#### Required task
Write out the stretch from the start of the records through the line that contains "plan-feature-row [1347, 654, 1600, 672]" again, putting "filler-bar" in place of "placeholder-bar" everywhere and keeping everything else unchanged.

>> begin

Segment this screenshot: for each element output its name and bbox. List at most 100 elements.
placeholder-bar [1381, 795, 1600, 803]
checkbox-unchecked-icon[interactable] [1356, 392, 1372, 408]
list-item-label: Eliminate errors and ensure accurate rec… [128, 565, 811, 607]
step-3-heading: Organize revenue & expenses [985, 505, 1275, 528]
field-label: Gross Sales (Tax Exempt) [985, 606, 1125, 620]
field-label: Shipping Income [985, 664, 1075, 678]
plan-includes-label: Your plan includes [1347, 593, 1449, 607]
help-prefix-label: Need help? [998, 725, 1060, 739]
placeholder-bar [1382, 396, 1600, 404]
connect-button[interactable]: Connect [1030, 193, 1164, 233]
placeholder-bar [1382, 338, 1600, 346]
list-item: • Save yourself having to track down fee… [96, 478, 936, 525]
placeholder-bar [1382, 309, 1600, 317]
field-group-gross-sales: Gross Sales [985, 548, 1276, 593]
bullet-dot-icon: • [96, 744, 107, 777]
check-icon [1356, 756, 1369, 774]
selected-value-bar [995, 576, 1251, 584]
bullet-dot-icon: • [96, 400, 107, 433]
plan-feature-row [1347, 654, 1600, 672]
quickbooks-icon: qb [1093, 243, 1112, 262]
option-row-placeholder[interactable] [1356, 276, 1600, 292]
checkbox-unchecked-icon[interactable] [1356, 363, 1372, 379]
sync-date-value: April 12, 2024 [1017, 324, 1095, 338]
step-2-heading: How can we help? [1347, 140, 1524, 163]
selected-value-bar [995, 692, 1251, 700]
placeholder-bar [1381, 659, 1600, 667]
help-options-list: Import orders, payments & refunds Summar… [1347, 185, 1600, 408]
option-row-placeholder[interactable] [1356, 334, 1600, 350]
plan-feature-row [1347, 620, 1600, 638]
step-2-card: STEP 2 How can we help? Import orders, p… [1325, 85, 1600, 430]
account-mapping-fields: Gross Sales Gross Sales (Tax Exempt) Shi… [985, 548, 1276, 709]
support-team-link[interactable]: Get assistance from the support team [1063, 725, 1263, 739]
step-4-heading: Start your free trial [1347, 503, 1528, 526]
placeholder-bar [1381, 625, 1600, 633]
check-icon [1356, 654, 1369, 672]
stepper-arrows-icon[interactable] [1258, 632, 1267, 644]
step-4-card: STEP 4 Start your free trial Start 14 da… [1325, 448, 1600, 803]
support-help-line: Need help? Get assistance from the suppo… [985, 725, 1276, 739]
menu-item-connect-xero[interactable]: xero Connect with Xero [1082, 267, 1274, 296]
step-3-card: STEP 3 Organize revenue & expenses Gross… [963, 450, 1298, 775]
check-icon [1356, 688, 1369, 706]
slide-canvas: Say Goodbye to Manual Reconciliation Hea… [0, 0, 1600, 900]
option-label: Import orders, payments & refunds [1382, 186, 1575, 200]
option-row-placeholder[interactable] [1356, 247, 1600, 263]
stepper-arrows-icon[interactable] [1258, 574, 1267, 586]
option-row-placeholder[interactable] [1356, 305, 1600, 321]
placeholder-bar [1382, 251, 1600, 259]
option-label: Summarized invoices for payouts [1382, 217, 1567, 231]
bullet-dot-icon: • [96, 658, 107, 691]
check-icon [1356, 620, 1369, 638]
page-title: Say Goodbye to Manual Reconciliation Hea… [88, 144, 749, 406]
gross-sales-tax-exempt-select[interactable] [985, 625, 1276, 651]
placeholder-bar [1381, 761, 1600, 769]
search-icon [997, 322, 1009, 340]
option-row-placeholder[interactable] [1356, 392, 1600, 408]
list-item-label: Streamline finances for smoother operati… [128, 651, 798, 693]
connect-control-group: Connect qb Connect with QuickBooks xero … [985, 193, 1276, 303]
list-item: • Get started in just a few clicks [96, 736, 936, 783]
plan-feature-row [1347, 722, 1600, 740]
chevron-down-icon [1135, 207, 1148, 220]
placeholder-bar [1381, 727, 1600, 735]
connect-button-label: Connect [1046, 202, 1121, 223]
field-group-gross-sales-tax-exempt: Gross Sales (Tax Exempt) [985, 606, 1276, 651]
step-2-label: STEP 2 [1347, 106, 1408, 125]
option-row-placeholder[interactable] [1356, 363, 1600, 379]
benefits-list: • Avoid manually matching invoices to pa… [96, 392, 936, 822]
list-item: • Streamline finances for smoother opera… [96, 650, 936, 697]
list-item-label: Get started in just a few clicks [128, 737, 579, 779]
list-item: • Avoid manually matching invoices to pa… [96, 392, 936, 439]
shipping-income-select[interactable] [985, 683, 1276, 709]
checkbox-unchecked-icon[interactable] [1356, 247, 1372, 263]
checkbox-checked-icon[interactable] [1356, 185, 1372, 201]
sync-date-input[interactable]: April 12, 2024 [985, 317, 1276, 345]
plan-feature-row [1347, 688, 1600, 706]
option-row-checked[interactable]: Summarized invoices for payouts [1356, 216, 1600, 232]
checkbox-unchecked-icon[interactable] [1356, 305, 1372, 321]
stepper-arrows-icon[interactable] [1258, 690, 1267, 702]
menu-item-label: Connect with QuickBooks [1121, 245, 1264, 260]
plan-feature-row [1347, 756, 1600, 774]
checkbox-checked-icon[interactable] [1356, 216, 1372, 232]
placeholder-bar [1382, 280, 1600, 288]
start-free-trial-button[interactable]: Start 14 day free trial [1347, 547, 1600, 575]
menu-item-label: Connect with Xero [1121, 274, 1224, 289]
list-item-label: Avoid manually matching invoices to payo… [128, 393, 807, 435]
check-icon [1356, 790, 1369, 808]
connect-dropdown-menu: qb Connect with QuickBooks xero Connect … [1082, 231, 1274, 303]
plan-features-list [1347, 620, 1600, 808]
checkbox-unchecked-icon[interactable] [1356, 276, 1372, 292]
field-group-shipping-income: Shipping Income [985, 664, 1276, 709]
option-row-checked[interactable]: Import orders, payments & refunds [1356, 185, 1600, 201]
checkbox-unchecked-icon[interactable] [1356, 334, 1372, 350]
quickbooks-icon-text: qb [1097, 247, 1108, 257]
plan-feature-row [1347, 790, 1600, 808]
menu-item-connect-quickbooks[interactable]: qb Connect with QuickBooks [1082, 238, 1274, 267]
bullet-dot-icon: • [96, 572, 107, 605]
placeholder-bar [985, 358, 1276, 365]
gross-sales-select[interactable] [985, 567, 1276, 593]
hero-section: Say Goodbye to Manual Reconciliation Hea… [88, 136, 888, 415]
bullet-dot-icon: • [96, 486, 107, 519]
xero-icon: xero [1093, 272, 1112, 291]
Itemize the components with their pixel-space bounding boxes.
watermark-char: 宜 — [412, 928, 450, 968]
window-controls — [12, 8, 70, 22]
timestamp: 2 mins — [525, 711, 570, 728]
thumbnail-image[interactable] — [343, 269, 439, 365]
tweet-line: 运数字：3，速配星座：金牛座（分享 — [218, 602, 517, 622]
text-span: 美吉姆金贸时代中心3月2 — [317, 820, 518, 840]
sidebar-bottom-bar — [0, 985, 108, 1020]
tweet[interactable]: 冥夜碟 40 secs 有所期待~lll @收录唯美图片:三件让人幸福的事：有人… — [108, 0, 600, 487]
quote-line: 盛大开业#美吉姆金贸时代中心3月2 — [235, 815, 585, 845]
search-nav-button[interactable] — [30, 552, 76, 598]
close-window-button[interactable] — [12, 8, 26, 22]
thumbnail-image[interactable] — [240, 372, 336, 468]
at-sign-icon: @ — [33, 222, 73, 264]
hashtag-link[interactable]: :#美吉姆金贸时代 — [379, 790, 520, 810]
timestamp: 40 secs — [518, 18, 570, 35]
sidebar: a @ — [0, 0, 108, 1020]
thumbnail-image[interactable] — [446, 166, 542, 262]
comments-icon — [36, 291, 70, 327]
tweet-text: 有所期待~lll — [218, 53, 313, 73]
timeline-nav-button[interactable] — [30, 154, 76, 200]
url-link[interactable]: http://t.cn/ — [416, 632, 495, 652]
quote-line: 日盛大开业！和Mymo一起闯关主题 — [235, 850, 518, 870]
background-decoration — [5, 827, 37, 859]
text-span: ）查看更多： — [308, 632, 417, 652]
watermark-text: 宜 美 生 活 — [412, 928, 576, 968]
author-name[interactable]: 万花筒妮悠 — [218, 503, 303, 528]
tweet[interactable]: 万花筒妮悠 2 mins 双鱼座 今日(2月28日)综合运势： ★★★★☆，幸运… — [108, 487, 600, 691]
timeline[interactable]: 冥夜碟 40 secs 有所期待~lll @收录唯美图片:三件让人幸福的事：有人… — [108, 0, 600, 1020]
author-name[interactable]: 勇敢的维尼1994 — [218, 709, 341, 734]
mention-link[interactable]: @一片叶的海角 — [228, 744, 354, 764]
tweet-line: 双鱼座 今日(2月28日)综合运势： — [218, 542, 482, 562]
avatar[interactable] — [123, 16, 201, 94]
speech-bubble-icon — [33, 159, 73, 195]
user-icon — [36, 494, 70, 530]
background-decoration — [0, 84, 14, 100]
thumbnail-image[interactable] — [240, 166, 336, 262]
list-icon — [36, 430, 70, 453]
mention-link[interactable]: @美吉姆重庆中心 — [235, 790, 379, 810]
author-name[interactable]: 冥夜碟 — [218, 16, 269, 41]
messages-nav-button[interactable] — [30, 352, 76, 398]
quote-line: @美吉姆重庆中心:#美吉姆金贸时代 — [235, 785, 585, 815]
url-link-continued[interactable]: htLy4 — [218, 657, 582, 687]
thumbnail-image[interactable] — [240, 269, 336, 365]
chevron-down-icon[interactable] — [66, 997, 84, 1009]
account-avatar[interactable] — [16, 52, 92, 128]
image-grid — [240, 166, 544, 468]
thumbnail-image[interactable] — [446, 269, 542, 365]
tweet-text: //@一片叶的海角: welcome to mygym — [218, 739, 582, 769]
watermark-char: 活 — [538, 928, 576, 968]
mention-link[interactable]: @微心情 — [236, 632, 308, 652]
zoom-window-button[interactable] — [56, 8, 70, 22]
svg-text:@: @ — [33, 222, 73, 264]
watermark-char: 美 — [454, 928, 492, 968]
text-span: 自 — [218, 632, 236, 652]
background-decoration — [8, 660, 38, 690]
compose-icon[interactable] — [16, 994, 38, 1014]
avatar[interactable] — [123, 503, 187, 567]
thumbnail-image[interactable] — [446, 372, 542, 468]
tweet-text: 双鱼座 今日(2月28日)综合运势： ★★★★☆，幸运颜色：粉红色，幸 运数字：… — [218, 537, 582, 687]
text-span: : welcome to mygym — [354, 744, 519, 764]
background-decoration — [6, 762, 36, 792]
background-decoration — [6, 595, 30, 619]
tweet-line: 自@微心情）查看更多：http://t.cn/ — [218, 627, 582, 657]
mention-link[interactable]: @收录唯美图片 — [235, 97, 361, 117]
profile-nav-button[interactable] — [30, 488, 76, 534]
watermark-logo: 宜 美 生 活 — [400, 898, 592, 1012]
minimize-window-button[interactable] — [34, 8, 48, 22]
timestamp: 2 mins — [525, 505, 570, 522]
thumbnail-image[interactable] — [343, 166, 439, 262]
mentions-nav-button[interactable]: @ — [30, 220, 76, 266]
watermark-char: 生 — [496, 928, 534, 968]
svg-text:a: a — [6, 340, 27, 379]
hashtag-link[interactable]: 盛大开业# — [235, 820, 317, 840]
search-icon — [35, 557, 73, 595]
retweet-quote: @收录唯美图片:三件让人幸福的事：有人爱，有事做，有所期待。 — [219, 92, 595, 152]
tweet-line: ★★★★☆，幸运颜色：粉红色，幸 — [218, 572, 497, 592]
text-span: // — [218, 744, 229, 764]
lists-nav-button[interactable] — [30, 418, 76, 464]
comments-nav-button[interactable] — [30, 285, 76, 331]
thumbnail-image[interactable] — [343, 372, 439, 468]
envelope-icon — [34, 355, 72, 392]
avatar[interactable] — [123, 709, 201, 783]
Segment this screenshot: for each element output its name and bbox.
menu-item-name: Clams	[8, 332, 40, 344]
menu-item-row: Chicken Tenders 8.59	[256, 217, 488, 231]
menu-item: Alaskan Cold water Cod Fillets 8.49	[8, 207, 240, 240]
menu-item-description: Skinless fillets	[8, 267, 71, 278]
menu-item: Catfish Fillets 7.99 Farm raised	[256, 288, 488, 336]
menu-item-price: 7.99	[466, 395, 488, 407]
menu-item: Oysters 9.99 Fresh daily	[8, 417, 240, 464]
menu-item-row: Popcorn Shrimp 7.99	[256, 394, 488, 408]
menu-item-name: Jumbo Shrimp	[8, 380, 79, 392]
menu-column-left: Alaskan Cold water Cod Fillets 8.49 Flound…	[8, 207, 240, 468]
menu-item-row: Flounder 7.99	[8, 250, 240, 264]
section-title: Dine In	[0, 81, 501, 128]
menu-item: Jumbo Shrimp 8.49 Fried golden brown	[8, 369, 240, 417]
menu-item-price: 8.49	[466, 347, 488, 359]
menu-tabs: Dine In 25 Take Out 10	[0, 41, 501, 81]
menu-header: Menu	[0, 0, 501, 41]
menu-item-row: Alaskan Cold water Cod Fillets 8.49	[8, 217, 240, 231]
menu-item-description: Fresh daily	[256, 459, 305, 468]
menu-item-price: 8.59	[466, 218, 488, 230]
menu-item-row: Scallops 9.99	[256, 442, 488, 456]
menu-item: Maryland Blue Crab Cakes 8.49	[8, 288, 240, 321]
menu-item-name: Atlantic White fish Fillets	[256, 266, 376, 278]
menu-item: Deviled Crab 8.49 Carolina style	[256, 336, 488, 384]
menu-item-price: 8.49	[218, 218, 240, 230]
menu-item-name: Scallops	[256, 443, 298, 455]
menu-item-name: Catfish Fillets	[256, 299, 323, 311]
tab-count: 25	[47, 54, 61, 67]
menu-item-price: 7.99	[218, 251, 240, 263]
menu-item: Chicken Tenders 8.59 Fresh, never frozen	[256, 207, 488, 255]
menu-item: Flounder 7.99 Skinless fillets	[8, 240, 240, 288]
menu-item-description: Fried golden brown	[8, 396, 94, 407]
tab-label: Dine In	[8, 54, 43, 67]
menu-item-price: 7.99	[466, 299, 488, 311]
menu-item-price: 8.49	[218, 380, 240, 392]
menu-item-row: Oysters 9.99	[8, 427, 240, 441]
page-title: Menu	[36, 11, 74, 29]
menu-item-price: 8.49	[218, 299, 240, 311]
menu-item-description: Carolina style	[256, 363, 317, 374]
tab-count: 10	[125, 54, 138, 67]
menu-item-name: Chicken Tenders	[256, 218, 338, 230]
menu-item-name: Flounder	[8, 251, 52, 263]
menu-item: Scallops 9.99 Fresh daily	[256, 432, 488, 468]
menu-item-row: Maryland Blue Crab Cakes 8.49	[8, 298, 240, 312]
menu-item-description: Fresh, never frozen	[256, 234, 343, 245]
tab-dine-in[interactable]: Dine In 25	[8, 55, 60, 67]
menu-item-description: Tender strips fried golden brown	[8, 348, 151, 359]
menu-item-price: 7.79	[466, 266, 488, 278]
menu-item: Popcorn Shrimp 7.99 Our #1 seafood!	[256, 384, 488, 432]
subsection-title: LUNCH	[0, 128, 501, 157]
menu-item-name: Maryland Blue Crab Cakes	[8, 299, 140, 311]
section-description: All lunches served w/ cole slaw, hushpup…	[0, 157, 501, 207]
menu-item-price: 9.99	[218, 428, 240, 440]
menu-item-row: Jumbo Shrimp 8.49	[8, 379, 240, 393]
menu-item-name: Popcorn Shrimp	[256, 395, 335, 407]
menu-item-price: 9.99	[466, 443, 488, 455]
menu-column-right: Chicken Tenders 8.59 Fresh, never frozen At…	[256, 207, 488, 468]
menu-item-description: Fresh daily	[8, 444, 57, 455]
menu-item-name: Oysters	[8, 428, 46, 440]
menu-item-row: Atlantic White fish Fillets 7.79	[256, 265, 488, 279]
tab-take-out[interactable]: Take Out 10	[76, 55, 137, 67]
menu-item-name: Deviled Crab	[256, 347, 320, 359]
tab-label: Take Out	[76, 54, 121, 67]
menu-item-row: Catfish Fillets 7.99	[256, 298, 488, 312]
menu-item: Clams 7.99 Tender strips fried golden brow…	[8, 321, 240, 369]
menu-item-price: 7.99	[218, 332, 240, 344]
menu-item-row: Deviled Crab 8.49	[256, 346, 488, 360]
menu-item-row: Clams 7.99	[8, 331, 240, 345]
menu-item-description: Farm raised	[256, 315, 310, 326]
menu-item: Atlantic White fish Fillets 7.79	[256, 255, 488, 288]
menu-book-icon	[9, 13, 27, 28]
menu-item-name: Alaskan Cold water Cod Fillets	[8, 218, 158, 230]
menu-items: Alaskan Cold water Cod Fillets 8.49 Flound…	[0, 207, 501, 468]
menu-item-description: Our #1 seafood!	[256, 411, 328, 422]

>> end

#### Result for this exercise
Segment this screenshot: for each element output its name and bbox. List at most 100 elements.
filler-bar [1381, 795, 1600, 803]
checkbox-unchecked-icon[interactable] [1356, 392, 1372, 408]
list-item-label: Eliminate errors and ensure accurate rec… [128, 565, 811, 607]
step-3-heading: Organize revenue & expenses [985, 505, 1275, 528]
field-label: Gross Sales (Tax Exempt) [985, 606, 1125, 620]
field-label: Shipping Income [985, 664, 1075, 678]
plan-includes-label: Your plan includes [1347, 593, 1449, 607]
help-prefix-label: Need help? [998, 725, 1060, 739]
filler-bar [1382, 396, 1600, 404]
connect-button[interactable]: Connect [1030, 193, 1164, 233]
filler-bar [1382, 338, 1600, 346]
list-item: • Save yourself having to track down fee… [96, 478, 936, 525]
filler-bar [1382, 309, 1600, 317]
field-group-gross-sales: Gross Sales [985, 548, 1276, 593]
bullet-dot-icon: • [96, 744, 107, 777]
check-icon [1356, 756, 1369, 774]
selected-value-bar [995, 576, 1251, 584]
bullet-dot-icon: • [96, 400, 107, 433]
plan-feature-row [1347, 654, 1600, 672]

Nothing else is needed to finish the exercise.